WRITTEN INSTRUCTION: Copy out word for word the part of the records that opens with the line containing "contact-name: Pedro SAO" and closes with the line containing "92, 438, 106]", including both of those lines.

Image element box records:
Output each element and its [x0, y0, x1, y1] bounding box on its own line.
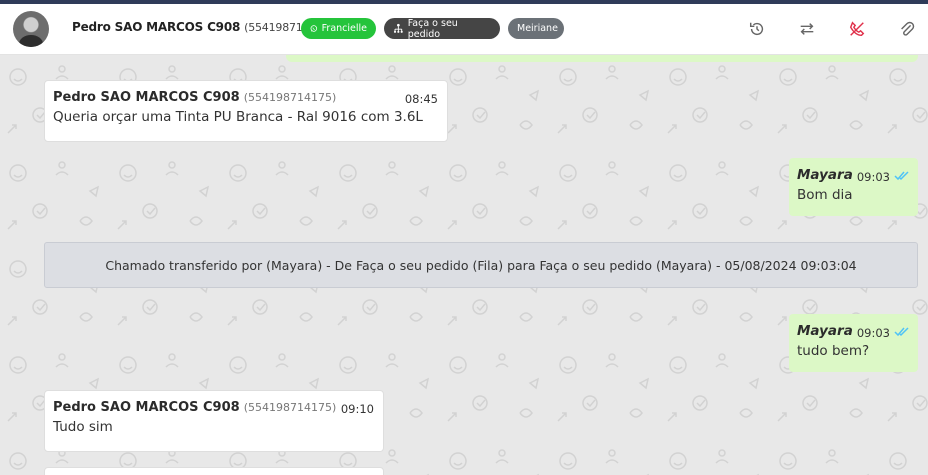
contact-name: Pedro SAO MARCOS C908	[72, 20, 241, 34]
incoming-message[interactable]: Pedro SAO MARCOS C908 (554198714175) 08:4…	[44, 80, 448, 142]
message-text: Tudo sim	[53, 419, 113, 435]
message-text: Queria orçar uma Tinta PU Branca - Ral 9…	[53, 109, 423, 125]
end-call-button[interactable]	[847, 19, 867, 39]
attach-icon	[901, 21, 915, 36]
tag-label: Meiriane	[517, 23, 558, 34]
tag-queue[interactable]: Faça o seu pedido	[384, 17, 500, 40]
queue-icon	[393, 23, 403, 33]
history-icon	[749, 22, 764, 36]
message-text: Bom dia	[797, 187, 853, 203]
message-time: 09:03	[856, 170, 890, 184]
incoming-message[interactable]: Pedro SAO MARCOS C908 (554198714175) 09:1…	[44, 390, 384, 452]
contact-avatar[interactable]	[13, 11, 49, 47]
transfer-icon	[800, 23, 814, 35]
message-time: 08:45	[404, 92, 438, 106]
attach-button[interactable]	[897, 19, 917, 39]
sender-name: Pedro SAO MARCOS C908	[53, 90, 240, 105]
chat-header: Pedro SAO MARCOS C908 (554198714175) Fra…	[0, 4, 928, 55]
tag-agent-meiriane[interactable]: Meiriane	[508, 18, 564, 39]
tag-label: Francielle	[321, 23, 367, 34]
notice-text: Chamado transferido por (Mayara) - De Fa…	[105, 257, 857, 273]
message-time: 09:10	[340, 402, 374, 416]
end-call-icon	[849, 21, 865, 37]
message-time: 09:03	[856, 326, 890, 340]
incoming-message-partial[interactable]	[44, 467, 384, 475]
history-button[interactable]	[747, 19, 767, 39]
tag-label: Faça o seu pedido	[407, 17, 458, 40]
sender-number: (554198714175)	[243, 401, 337, 414]
previous-outgoing-bubble	[286, 55, 918, 62]
transfer-notice: Chamado transferido por (Mayara) - De Fa…	[44, 242, 918, 288]
tag-agent-francielle[interactable]: Francielle	[301, 18, 376, 39]
whatsapp-icon	[310, 25, 318, 32]
read-check-icon	[894, 327, 909, 337]
contact-title: Pedro SAO MARCOS C908 (554198714175)	[72, 20, 334, 34]
sender-number: (554198714175)	[243, 91, 337, 104]
message-text: tudo bem?	[797, 343, 870, 359]
transfer-button[interactable]	[797, 19, 817, 39]
message-sender: Pedro SAO MARCOS C908 (554198714175)	[53, 90, 439, 105]
chat-messages-area[interactable]: Pedro SAO MARCOS C908 (554198714175) 08:4…	[0, 55, 928, 475]
outgoing-message[interactable]: Mayara 09:03 tudo bem?	[789, 314, 918, 372]
read-check-icon	[894, 171, 909, 181]
outgoing-message[interactable]: Mayara 09:03 Bom dia	[789, 158, 918, 216]
sender-name: Pedro SAO MARCOS C908	[53, 400, 240, 415]
message-sender: Pedro SAO MARCOS C908 (554198714175)	[53, 400, 375, 415]
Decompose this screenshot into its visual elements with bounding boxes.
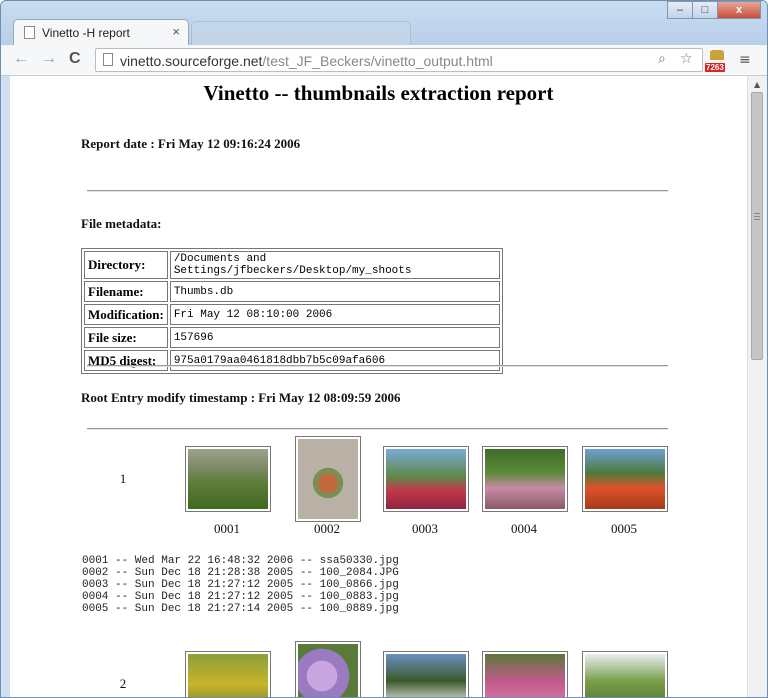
metadata-value: Thumbs.db <box>169 281 500 302</box>
thumbnail-0003[interactable] <box>383 446 469 512</box>
thumbnail-image <box>298 644 358 697</box>
thumbnail-0005[interactable] <box>582 446 668 512</box>
table-row: Directory: /Documents and Settings/jfbec… <box>84 251 500 279</box>
report-title: Vinetto -- thumbnails extraction report <box>203 81 554 105</box>
report-date: Report date : Fri May 12 09:16:24 2006 <box>81 136 301 151</box>
thumbnail-image <box>298 439 358 519</box>
table-row: MD5 digest: 975a0179aa0461818dbb7b5c09af… <box>84 350 500 371</box>
extension-cap-icon <box>710 50 724 60</box>
page-icon <box>24 26 35 39</box>
metadata-key: Filename: <box>84 281 168 302</box>
thumbnail-image <box>386 654 466 697</box>
tab-close-icon[interactable]: × <box>172 24 180 39</box>
back-arrow-icon[interactable]: ← <box>13 50 29 68</box>
search-icon[interactable]: ⌕ <box>658 51 666 67</box>
url-text[interactable]: vinetto.sourceforge.net/test_JF_Beckers/… <box>120 53 493 69</box>
thumbnail-0009[interactable] <box>482 651 568 697</box>
tab-title: Vinetto -H report <box>42 26 130 40</box>
scroll-thumb[interactable] <box>751 92 763 360</box>
menu-icon[interactable]: ≡ <box>739 52 751 68</box>
thumbnail-image <box>585 449 665 509</box>
scroll-up-icon[interactable]: ▲ <box>754 80 760 89</box>
metadata-value: /Documents and Settings/jfbeckers/Deskto… <box>169 251 500 279</box>
title-bar: Vinetto -H report × – □ x <box>1 1 767 45</box>
log-line: 0003 -- Sun Dec 18 21:27:12 2005 -- 100_… <box>82 579 399 591</box>
divider <box>87 365 668 367</box>
thumbnail-caption: 0001 <box>214 521 240 536</box>
bookmark-star-icon[interactable]: ☆ <box>680 51 693 67</box>
log-line: 0001 -- Wed Mar 22 16:48:32 2006 -- ssa5… <box>82 555 399 567</box>
address-bar[interactable]: vinetto.sourceforge.net/test_JF_Beckers/… <box>95 48 703 72</box>
log-line: 0002 -- Sun Dec 18 21:28:38 2005 -- 100_… <box>82 567 399 579</box>
vertical-scrollbar[interactable]: ▲ <box>747 76 767 697</box>
extension-badge: 7263 <box>705 63 725 72</box>
metadata-key: MD5 digest: <box>84 350 168 371</box>
thumbnail-0006[interactable] <box>185 651 271 697</box>
thumbnail-caption: 0002 <box>314 521 340 536</box>
browser-window: Vinetto -H report × – □ x ← → C vinetto.… <box>0 0 768 698</box>
reload-icon[interactable]: C <box>69 50 81 68</box>
thumbnail-0002[interactable] <box>295 436 361 522</box>
divider <box>87 428 668 430</box>
grip-icon <box>754 213 760 214</box>
table-row: File size: 157696 <box>84 327 500 348</box>
metadata-key: File size: <box>84 327 168 348</box>
tab-inactive[interactable] <box>191 21 411 45</box>
page-content: Vinetto -- thumbnails extraction report … <box>10 76 747 697</box>
thumbnail-caption: 0003 <box>412 521 438 536</box>
browser-toolbar: ← → C vinetto.sourceforge.net/test_JF_Be… <box>1 45 767 76</box>
metadata-table: Directory: /Documents and Settings/jfbec… <box>81 248 503 374</box>
minimize-button[interactable]: – <box>667 1 693 19</box>
row-number: 1 <box>119 471 127 486</box>
row-number: 2 <box>119 676 127 691</box>
thumbnail-caption: 0004 <box>511 521 537 536</box>
thumbnail-0001[interactable] <box>185 446 271 512</box>
root-entry-timestamp: Root Entry modify timestamp : Fri May 12… <box>81 390 401 405</box>
thumbnail-image <box>386 449 466 509</box>
divider <box>87 190 668 192</box>
forward-arrow-icon[interactable]: → <box>41 50 57 68</box>
thumbnail-0004[interactable] <box>482 446 568 512</box>
metadata-value: 975a0179aa0461818dbb7b5c09afa606 <box>169 350 500 371</box>
thumbnail-0007[interactable] <box>295 641 361 697</box>
thumbnail-image <box>188 449 268 509</box>
metadata-key: Directory: <box>84 251 168 279</box>
thumbnail-image <box>485 449 565 509</box>
thumbnail-image <box>585 654 665 697</box>
maximize-button[interactable]: □ <box>692 1 718 19</box>
thumbnail-log: 0001 -- Wed Mar 22 16:48:32 2006 -- ssa5… <box>82 555 399 615</box>
metadata-value: Fri May 12 08:10:00 2006 <box>169 304 500 325</box>
extension-icon[interactable]: 7263 <box>705 50 729 72</box>
table-row: Filename: Thumbs.db <box>84 281 500 302</box>
file-metadata-label: File metadata: <box>81 216 162 231</box>
log-line: 0004 -- Sun Dec 18 21:27:12 2005 -- 100_… <box>82 591 399 603</box>
metadata-value: 157696 <box>169 327 500 348</box>
thumbnail-image <box>188 654 268 697</box>
window-controls: – □ x <box>667 1 761 19</box>
table-row: Modification: Fri May 12 08:10:00 2006 <box>84 304 500 325</box>
thumbnail-0008[interactable] <box>383 651 469 697</box>
log-line: 0005 -- Sun Dec 18 21:27:14 2005 -- 100_… <box>82 603 399 615</box>
thumbnail-0010[interactable] <box>582 651 668 697</box>
metadata-key: Modification: <box>84 304 168 325</box>
tab-vinetto-report[interactable]: Vinetto -H report × <box>13 19 189 45</box>
close-button[interactable]: x <box>717 1 761 19</box>
page-icon <box>103 53 113 66</box>
thumbnail-caption: 0005 <box>611 521 637 536</box>
thumbnail-image <box>485 654 565 697</box>
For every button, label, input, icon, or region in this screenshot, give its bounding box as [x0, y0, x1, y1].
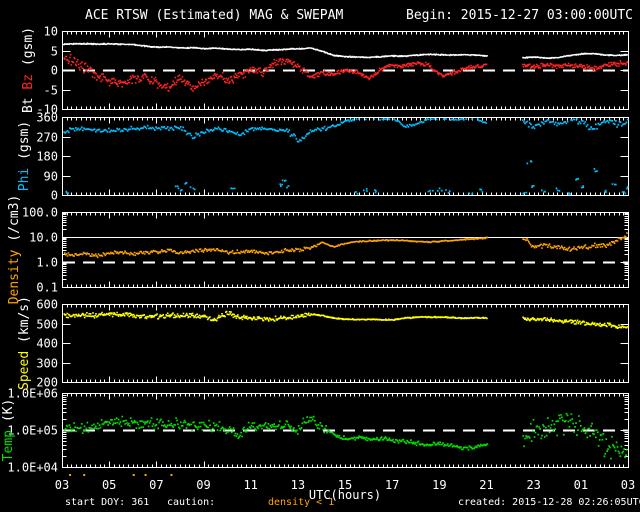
- x-tick-label: 23: [526, 478, 540, 492]
- caution-marker: [83, 474, 86, 476]
- x-tick-label: 01: [574, 478, 588, 492]
- chart-canvas: 1050-5-10Bt Bz (gsm)360270180900Phi (gsm…: [1, 25, 635, 503]
- x-tick-label: 21: [479, 478, 493, 492]
- footer-caution-value: density < 1: [268, 497, 335, 508]
- y-tick-label: 270: [36, 131, 58, 145]
- series-Speed: [63, 310, 629, 329]
- y-axis-title-density: Density (/cm3): [7, 195, 22, 305]
- y-tick-label: 100.0: [22, 206, 58, 220]
- x-tick-label: 17: [385, 478, 399, 492]
- y-tick-label: 500: [36, 318, 58, 332]
- y-axis-title-temp: Temp (K): [1, 399, 16, 462]
- series-Bz: [63, 53, 629, 92]
- x-tick-label: 11: [243, 478, 257, 492]
- footer-created-timestamp: created: 2015-12-28 02:26:05UTC: [458, 497, 640, 508]
- y-tick-label: 0.1: [36, 281, 58, 295]
- y-tick-label: 1.0E+06: [7, 387, 58, 401]
- caution-marker: [132, 474, 135, 476]
- panel-mag: 1050-5-10Bt Bz (gsm): [21, 25, 629, 117]
- y-tick-label: 600: [36, 298, 58, 312]
- y-tick-label: 360: [36, 111, 58, 125]
- x-tick-label: 03: [55, 478, 69, 492]
- x-tick-label: 05: [102, 478, 116, 492]
- y-tick-label: -5: [44, 84, 58, 98]
- caution-marker: [170, 474, 173, 476]
- caution-marker: [144, 474, 147, 476]
- y-tick-label: 0: [51, 64, 58, 78]
- y-tick-label: 1.0E+04: [7, 461, 58, 475]
- y-tick-label: 10: [44, 25, 58, 39]
- series-Phi: [63, 118, 629, 143]
- x-tick-label: 13: [291, 478, 305, 492]
- ace-rtsw-plot: ACE RTSW (Estimated) MAG & SWEPAM Begin:…: [0, 0, 640, 512]
- x-tick-label: 19: [432, 478, 446, 492]
- panel-temp: 1.0E+061.0E+051.0E+04Temp (K): [1, 387, 629, 475]
- panel-phi: 360 270 180 90 0 Phi (gsm): [17, 111, 629, 203]
- series-Density: [63, 232, 628, 259]
- y-tick-label: 0: [51, 189, 58, 203]
- x-tick-label: 03: [621, 478, 635, 492]
- series-Phi-wrap: [65, 160, 629, 196]
- y-axis-title-phi: Phi (gsm): [17, 121, 32, 191]
- y-tick-label: 400: [36, 337, 58, 351]
- y-axis-title-mag: Bt Bz (gsm): [21, 27, 36, 113]
- y-tick-label: 90: [44, 170, 58, 184]
- y-tick-label: 1.0: [36, 256, 58, 270]
- y-tick-label: 180: [36, 150, 58, 164]
- series-Bt: [63, 42, 628, 60]
- footer-caution-label: caution:: [167, 497, 216, 508]
- series-Temp: [63, 412, 628, 460]
- y-tick-label: 300: [36, 357, 58, 371]
- y-tick-label: 5: [51, 45, 58, 59]
- footer-start-doy: start DOY: 361: [65, 497, 150, 508]
- panel-density: 100.0 10.0 1.0 0.1 Density (/cm3): [7, 195, 629, 305]
- y-axis-title-speed: Speed (km/s): [17, 296, 32, 390]
- panel-speed: 600500400300200Speed (km/s): [17, 296, 629, 390]
- x-tick-label: 09: [196, 478, 210, 492]
- y-tick-label: 10.0: [29, 231, 58, 245]
- x-tick-label: 07: [149, 478, 163, 492]
- caution-marker: [69, 474, 72, 476]
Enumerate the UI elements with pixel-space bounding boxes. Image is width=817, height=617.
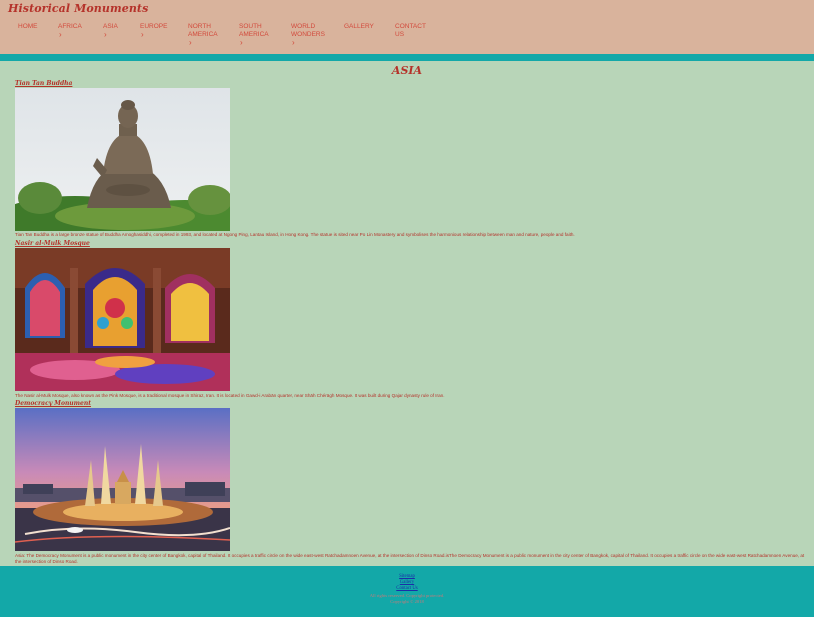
nav-item-south-america[interactable]: SOUTH AMERICA › xyxy=(239,23,269,47)
chevron-right-icon: › xyxy=(292,38,295,47)
monument-image-democracy-monument xyxy=(15,408,230,551)
nav-item-asia[interactable]: ASIA › xyxy=(103,23,118,39)
nav-item-africa[interactable]: AFRICA › xyxy=(58,23,82,39)
nav-label-line2: AMERICA xyxy=(188,31,218,38)
chevron-right-icon: › xyxy=(141,30,144,39)
chevron-right-icon: › xyxy=(240,38,243,47)
site-footer: Sitemap Gallery Contact Us All rights re… xyxy=(0,566,814,617)
nav-label: SOUTH xyxy=(239,23,262,30)
footer-copyright-text: Copyright © 2018 xyxy=(390,599,424,604)
nav-label: CONTACT xyxy=(395,23,426,30)
nav-label: NORTH xyxy=(188,23,211,30)
monument-description-nasir-al-mulk-mosque: The Nasir al-Mulk Mosque, also known as … xyxy=(15,393,445,398)
site-header: Historical Monuments HOME AFRICA › ASIA … xyxy=(0,0,814,54)
monument-title-nasir-al-mulk-mosque[interactable]: Nasir al-Mulk Mosque xyxy=(15,240,90,247)
nav-label-line2: WONDERS xyxy=(291,31,325,38)
nav-item-home[interactable]: HOME xyxy=(18,23,38,31)
page-heading: ASIA xyxy=(391,64,423,77)
footer-link-sitemap[interactable]: Sitemap xyxy=(0,574,814,579)
nav-item-gallery[interactable]: GALLERY xyxy=(344,23,374,31)
footer-link-gallery[interactable]: Gallery xyxy=(0,580,814,585)
header-divider-bar xyxy=(0,54,814,61)
monument-image-nasir-al-mulk-mosque xyxy=(15,248,230,391)
nav-label-line2: AMERICA xyxy=(239,31,269,38)
nav-label-line2: US xyxy=(395,31,405,38)
monument-image-tian-tan-buddha xyxy=(15,88,230,231)
footer-rights-text: All rights reserved. Copyright protected… xyxy=(369,593,445,598)
footer-link-contact-us[interactable]: Contact Us xyxy=(0,586,814,591)
nav-item-contact-us[interactable]: CONTACT US xyxy=(395,23,426,39)
nav-label: AFRICA xyxy=(58,23,82,30)
chevron-right-icon: › xyxy=(59,30,62,39)
nav-item-world-wonders[interactable]: WORLD WONDERS › xyxy=(291,23,325,47)
monument-title-democracy-monument[interactable]: Democracy Monument xyxy=(15,400,91,407)
monument-title-tian-tan-buddha[interactable]: Tian Tan Buddha xyxy=(15,80,72,87)
nav-item-europe[interactable]: EUROPE › xyxy=(140,23,167,39)
nav-label: HOME xyxy=(18,23,38,30)
nav-label: GALLERY xyxy=(344,23,374,30)
monument-description-tian-tan-buddha: Tian Tan Buddha is a large bronze statue… xyxy=(15,232,575,237)
nav-label: ASIA xyxy=(103,23,118,30)
chevron-right-icon: › xyxy=(189,38,192,47)
site-title[interactable]: Historical Monuments xyxy=(8,2,148,15)
nav-label: EUROPE xyxy=(140,23,168,30)
nav-item-north-america[interactable]: NORTH AMERICA › xyxy=(188,23,218,47)
nav-label: WORLD xyxy=(291,23,316,30)
monument-description-democracy-monument: Asia: The Democracy Monument is a public… xyxy=(15,553,805,564)
chevron-right-icon: › xyxy=(104,30,107,39)
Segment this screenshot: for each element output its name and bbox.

WRITTEN RESPONSE:
contact-name: Pedro SAO MARCOS C908	[72, 20, 241, 34]
incoming-message[interactable]: Pedro SAO MARCOS C908 (554198714175) 08:4…	[44, 80, 448, 142]
message-text: Tudo sim	[53, 419, 113, 435]
message-text: Queria orçar uma Tinta PU Branca - Ral 9…	[53, 109, 423, 125]
end-call-button[interactable]	[847, 19, 867, 39]
attach-icon	[901, 21, 915, 36]
tag-label: Meiriane	[517, 23, 558, 34]
tag-queue[interactable]: Faça o seu pedido	[384, 17, 500, 40]
queue-icon	[393, 23, 403, 33]
history-icon	[749, 22, 764, 36]
message-text: Bom dia	[797, 187, 853, 203]
message-time: 09:03	[856, 170, 890, 184]
incoming-message[interactable]: Pedro SAO MARCOS C908 (554198714175) 09:1…	[44, 390, 384, 452]
contact-avatar[interactable]	[13, 11, 49, 47]
transfer-icon	[800, 23, 814, 35]
message-time: 08:45	[404, 92, 438, 106]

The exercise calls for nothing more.